## What to produce
Take the material below and write it all out again exactly.

## Extracted material
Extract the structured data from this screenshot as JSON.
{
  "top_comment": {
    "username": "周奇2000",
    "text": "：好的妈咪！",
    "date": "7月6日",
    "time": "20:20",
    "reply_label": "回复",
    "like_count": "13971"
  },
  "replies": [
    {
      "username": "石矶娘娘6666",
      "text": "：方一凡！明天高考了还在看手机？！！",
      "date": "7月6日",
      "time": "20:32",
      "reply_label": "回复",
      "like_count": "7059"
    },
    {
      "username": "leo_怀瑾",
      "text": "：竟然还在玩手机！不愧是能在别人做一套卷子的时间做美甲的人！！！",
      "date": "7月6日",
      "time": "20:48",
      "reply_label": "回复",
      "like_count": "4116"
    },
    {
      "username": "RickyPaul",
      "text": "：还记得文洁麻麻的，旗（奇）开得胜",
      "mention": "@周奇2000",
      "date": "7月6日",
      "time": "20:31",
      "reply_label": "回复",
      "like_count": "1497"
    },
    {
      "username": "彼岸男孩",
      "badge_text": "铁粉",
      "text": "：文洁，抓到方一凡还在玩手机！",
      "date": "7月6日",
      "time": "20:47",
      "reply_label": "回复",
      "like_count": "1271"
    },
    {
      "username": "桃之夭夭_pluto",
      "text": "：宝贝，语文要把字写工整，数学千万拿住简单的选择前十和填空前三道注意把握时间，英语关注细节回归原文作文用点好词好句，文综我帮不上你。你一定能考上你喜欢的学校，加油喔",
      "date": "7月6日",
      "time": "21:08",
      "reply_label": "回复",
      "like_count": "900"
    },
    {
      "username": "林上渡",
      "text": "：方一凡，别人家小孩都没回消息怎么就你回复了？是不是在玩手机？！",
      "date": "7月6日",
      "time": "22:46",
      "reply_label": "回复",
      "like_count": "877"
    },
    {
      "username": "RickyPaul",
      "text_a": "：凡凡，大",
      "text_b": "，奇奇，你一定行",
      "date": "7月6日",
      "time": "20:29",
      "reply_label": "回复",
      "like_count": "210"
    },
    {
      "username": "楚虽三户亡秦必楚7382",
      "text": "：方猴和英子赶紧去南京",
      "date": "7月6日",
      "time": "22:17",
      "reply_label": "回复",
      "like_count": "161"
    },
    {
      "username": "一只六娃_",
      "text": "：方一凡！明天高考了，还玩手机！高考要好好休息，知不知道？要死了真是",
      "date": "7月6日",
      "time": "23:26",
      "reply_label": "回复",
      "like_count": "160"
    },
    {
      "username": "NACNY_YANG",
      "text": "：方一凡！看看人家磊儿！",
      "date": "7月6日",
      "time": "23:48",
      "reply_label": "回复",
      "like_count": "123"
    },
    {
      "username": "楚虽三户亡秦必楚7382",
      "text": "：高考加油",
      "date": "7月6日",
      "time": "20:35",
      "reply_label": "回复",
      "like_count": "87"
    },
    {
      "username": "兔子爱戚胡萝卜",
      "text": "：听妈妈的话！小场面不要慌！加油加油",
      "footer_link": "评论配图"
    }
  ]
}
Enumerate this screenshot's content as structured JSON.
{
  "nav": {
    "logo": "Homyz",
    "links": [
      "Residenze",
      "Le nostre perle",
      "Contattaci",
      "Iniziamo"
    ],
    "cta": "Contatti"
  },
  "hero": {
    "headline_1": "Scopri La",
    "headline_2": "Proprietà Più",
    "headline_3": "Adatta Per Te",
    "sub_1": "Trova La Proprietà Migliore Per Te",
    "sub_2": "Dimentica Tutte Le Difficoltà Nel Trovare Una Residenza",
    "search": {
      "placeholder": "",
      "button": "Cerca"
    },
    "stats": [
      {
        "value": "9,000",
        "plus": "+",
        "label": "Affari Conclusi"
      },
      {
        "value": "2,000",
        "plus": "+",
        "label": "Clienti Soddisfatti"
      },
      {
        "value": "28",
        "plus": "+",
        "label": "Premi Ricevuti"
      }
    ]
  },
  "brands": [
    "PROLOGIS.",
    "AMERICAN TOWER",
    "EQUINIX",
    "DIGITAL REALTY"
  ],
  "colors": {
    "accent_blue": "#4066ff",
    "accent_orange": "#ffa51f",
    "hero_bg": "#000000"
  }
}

## Exercise output
Extract the structured data from this screenshot as JSON.
{
  "top_comment": {
    "username": "周奇2000",
    "text": "：好的妈咪！",
    "date": "7月6日",
    "time": "20:20",
    "reply_label": "回复",
    "like_count": "13971"
  },
  "replies": [
    {
      "username": "石矶娘娘6666",
      "text": "：方一凡！明天高考了还在看手机？！！",
      "date": "7月6日",
      "time": "20:32",
      "reply_label": "回复",
      "like_count": "7059"
    },
    {
      "username": "leo_怀瑾",
      "text": "：竟然还在玩手机！不愧是能在别人做一套卷子的时间做美甲的人！！！",
      "date": "7月6日",
      "time": "20:48",
      "reply_label": "回复",
      "like_count": "4116"
    },
    {
      "username": "RickyPaul",
      "text": "：还记得文洁麻麻的，旗（奇）开得胜",
      "mention": "@周奇2000",
      "date": "7月6日",
      "time": "20:31",
      "reply_label": "回复",
      "like_count": "1497"
    },
    {
      "username": "彼岸男孩",
      "badge_text": "铁粉",
      "text": "：文洁，抓到方一凡还在玩手机！",
      "date": "7月6日",
      "time": "20:47",
      "reply_label": "回复",
      "like_count": "1271"
    },
    {
      "username": "桃之夭夭_pluto",
      "text": "：宝贝，语文要把字写工整，数学千万拿住简单的选择前十和填空前三道注意把握时间，英语关注细节回归原文作文用点好词好句，文综我帮不上你。你一定能考上你喜欢的学校，加油喔",
      "date": "7月6日",
      "time": "21:08",
      "reply_label": "回复",
      "like_count": "900"
    },
    {
      "username": "林上渡",
      "text": "：方一凡，别人家小孩都没回消息怎么就你回复了？是不是在玩手机？！",
      "date": "7月6日",
      "time": "22:46",
      "reply_label": "回复",
      "like_count": "877"
    },
    {
      "username": "RickyPaul",
      "text_a": "：凡凡，大",
      "text_b": "，奇奇，你一定行",
      "date": "7月6日",
      "time": "20:29",
      "reply_label": "回复",
      "like_count": "210"
    },
    {
      "username": "楚虽三户亡秦必楚7382",
      "text": "：方猴和英子赶紧去南京",
      "date": "7月6日",
      "time": "22:17",
      "reply_label": "回复",
      "like_count": "161"
    },
    {
      "username": "一只六娃_",
      "text": "：方一凡！明天高考了，还玩手机！高考要好好休息，知不知道？要死了真是",
      "date": "7月6日",
      "time": "23:26",
      "reply_label": "回复",
      "like_count": "160"
    },
    {
      "username": "NACNY_YANG",
      "text": "：方一凡！看看人家磊儿！",
      "date": "7月6日",
      "time": "23:48",
      "reply_label": "回复",
      "like_count": "123"
    },
    {
      "username": "楚虽三户亡秦必楚7382",
      "text": "：高考加油",
      "date": "7月6日",
      "time": "20:35",
      "reply_label": "回复",
      "like_count": "87"
    },
    {
      "username": "兔子爱戚胡萝卜",
      "text": "：听妈妈的话！小场面不要慌！加油加油",
      "footer_link": "评论配图"
    }
  ]
}
Enumerate this screenshot's content as structured JSON.
{
  "nav": {
    "logo": "Homyz",
    "links": [
      "Residenze",
      "Le nostre perle",
      "Contattaci",
      "Iniziamo"
    ],
    "cta": "Contatti"
  },
  "hero": {
    "headline_1": "Scopri La",
    "headline_2": "Proprietà Più",
    "headline_3": "Adatta Per Te",
    "sub_1": "Trova La Proprietà Migliore Per Te",
    "sub_2": "Dimentica Tutte Le Difficoltà Nel Trovare Una Residenza",
    "search": {
      "placeholder": "",
      "button": "Cerca"
    },
    "stats": [
      {
        "value": "9,000",
        "plus": "+",
        "label": "Affari Conclusi"
      },
      {
        "value": "2,000",
        "plus": "+",
        "label": "Clienti Soddisfatti"
      },
      {
        "value": "28",
        "plus": "+",
        "label": "Premi Ricevuti"
      }
    ]
  },
  "brands": [
    "PROLOGIS.",
    "AMERICAN TOWER",
    "EQUINIX",
    "DIGITAL REALTY"
  ],
  "colors": {
    "accent_blue": "#4066ff",
    "accent_orange": "#ffa51f",
    "hero_bg": "#000000"
  }
}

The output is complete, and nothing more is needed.